## PROBLEM REQUIREMENTS:
Render every entry verbatim.

┄┄┄┄┄┄┄┄┄┄

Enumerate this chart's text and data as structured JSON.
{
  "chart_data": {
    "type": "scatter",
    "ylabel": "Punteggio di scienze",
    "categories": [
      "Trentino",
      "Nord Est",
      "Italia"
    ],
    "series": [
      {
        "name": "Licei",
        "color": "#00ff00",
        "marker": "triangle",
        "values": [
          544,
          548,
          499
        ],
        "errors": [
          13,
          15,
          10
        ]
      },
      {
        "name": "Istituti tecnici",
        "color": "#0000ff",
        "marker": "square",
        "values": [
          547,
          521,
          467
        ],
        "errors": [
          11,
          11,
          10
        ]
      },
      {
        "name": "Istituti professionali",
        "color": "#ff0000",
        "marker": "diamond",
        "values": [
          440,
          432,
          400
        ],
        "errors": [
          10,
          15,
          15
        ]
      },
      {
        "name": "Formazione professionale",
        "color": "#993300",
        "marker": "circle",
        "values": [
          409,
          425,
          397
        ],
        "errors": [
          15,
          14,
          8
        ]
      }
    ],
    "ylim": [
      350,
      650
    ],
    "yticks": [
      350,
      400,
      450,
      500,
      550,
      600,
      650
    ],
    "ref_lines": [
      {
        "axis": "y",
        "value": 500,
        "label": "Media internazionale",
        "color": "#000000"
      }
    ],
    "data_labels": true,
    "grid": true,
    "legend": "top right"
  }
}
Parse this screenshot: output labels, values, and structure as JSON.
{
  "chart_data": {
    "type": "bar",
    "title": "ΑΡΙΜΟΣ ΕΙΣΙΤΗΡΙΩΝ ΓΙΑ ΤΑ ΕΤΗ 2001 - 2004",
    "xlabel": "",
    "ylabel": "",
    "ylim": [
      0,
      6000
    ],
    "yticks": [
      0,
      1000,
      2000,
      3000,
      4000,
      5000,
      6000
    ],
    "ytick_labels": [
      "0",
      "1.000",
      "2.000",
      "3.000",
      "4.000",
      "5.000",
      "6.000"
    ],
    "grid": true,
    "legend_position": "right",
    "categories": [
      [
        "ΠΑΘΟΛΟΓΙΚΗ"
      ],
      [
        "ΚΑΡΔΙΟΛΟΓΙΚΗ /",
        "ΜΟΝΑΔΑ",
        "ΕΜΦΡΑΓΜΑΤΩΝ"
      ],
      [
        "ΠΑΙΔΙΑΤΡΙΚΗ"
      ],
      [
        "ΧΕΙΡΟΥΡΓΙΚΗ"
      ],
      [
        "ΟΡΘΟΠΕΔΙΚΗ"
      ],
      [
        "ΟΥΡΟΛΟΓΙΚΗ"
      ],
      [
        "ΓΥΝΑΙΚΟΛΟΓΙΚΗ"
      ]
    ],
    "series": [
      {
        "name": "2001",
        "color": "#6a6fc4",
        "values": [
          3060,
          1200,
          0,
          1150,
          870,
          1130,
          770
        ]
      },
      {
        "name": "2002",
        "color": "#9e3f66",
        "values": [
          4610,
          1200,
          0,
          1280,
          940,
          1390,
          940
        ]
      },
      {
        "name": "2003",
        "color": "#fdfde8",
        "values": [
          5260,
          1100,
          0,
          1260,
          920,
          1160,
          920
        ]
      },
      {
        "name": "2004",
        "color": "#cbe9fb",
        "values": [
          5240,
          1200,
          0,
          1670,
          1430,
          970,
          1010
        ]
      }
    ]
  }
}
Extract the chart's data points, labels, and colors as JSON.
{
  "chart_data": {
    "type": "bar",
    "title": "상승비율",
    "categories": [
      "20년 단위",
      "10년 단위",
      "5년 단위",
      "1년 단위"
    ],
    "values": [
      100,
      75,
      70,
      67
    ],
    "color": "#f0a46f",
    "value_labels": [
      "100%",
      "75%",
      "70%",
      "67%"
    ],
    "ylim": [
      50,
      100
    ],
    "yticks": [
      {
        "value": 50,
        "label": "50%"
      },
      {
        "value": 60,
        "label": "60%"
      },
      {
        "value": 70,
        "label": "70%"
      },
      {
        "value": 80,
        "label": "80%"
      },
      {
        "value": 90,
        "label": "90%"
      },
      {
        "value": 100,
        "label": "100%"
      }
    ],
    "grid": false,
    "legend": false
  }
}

┄┄┄┄┄┄┄┄┄┄

## FULL ANSWER:
Enumerate this chart's text and data as structured JSON.
{
  "chart_data": {
    "type": "scatter",
    "ylabel": "Punteggio di scienze",
    "categories": [
      "Trentino",
      "Nord Est",
      "Italia"
    ],
    "series": [
      {
        "name": "Licei",
        "color": "#00ff00",
        "marker": "triangle",
        "values": [
          544,
          548,
          499
        ],
        "errors": [
          13,
          15,
          10
        ]
      },
      {
        "name": "Istituti tecnici",
        "color": "#0000ff",
        "marker": "square",
        "values": [
          547,
          521,
          467
        ],
        "errors": [
          11,
          11,
          10
        ]
      },
      {
        "name": "Istituti professionali",
        "color": "#ff0000",
        "marker": "diamond",
        "values": [
          440,
          432,
          400
        ],
        "errors": [
          10,
          15,
          15
        ]
      },
      {
        "name": "Formazione professionale",
        "color": "#993300",
        "marker": "circle",
        "values": [
          409,
          425,
          397
        ],
        "errors": [
          15,
          14,
          8
        ]
      }
    ],
    "ylim": [
      350,
      650
    ],
    "yticks": [
      350,
      400,
      450,
      500,
      550,
      600,
      650
    ],
    "ref_lines": [
      {
        "axis": "y",
        "value": 500,
        "label": "Media internazionale",
        "color": "#000000"
      }
    ],
    "data_labels": true,
    "grid": true,
    "legend": "top right"
  }
}
Parse this screenshot: output labels, values, and structure as JSON.
{
  "chart_data": {
    "type": "bar",
    "title": "ΑΡΙΜΟΣ ΕΙΣΙΤΗΡΙΩΝ ΓΙΑ ΤΑ ΕΤΗ 2001 - 2004",
    "xlabel": "",
    "ylabel": "",
    "ylim": [
      0,
      6000
    ],
    "yticks": [
      0,
      1000,
      2000,
      3000,
      4000,
      5000,
      6000
    ],
    "ytick_labels": [
      "0",
      "1.000",
      "2.000",
      "3.000",
      "4.000",
      "5.000",
      "6.000"
    ],
    "grid": true,
    "legend_position": "right",
    "categories": [
      [
        "ΠΑΘΟΛΟΓΙΚΗ"
      ],
      [
        "ΚΑΡΔΙΟΛΟΓΙΚΗ /",
        "ΜΟΝΑΔΑ",
        "ΕΜΦΡΑΓΜΑΤΩΝ"
      ],
      [
        "ΠΑΙΔΙΑΤΡΙΚΗ"
      ],
      [
        "ΧΕΙΡΟΥΡΓΙΚΗ"
      ],
      [
        "ΟΡΘΟΠΕΔΙΚΗ"
      ],
      [
        "ΟΥΡΟΛΟΓΙΚΗ"
      ],
      [
        "ΓΥΝΑΙΚΟΛΟΓΙΚΗ"
      ]
    ],
    "series": [
      {
        "name": "2001",
        "color": "#6a6fc4",
        "values": [
          3060,
          1200,
          0,
          1150,
          870,
          1130,
          770
        ]
      },
      {
        "name": "2002",
        "color": "#9e3f66",
        "values": [
          4610,
          1200,
          0,
          1280,
          940,
          1390,
          940
        ]
      },
      {
        "name": "2003",
        "color": "#fdfde8",
        "values": [
          5260,
          1100,
          0,
          1260,
          920,
          1160,
          920
        ]
      },
      {
        "name": "2004",
        "color": "#cbe9fb",
        "values": [
          5240,
          1200,
          0,
          1670,
          1430,
          970,
          1010
        ]
      }
    ]
  }
}
Extract the chart's data points, labels, and colors as JSON.
{
  "chart_data": {
    "type": "bar",
    "title": "상승비율",
    "categories": [
      "20년 단위",
      "10년 단위",
      "5년 단위",
      "1년 단위"
    ],
    "values": [
      100,
      75,
      70,
      67
    ],
    "color": "#f0a46f",
    "value_labels": [
      "100%",
      "75%",
      "70%",
      "67%"
    ],
    "ylim": [
      50,
      100
    ],
    "yticks": [
      {
        "value": 50,
        "label": "50%"
      },
      {
        "value": 60,
        "label": "60%"
      },
      {
        "value": 70,
        "label": "70%"
      },
      {
        "value": 80,
        "label": "80%"
      },
      {
        "value": 90,
        "label": "90%"
      },
      {
        "value": 100,
        "label": "100%"
      }
    ],
    "grid": false,
    "legend": false
  }
}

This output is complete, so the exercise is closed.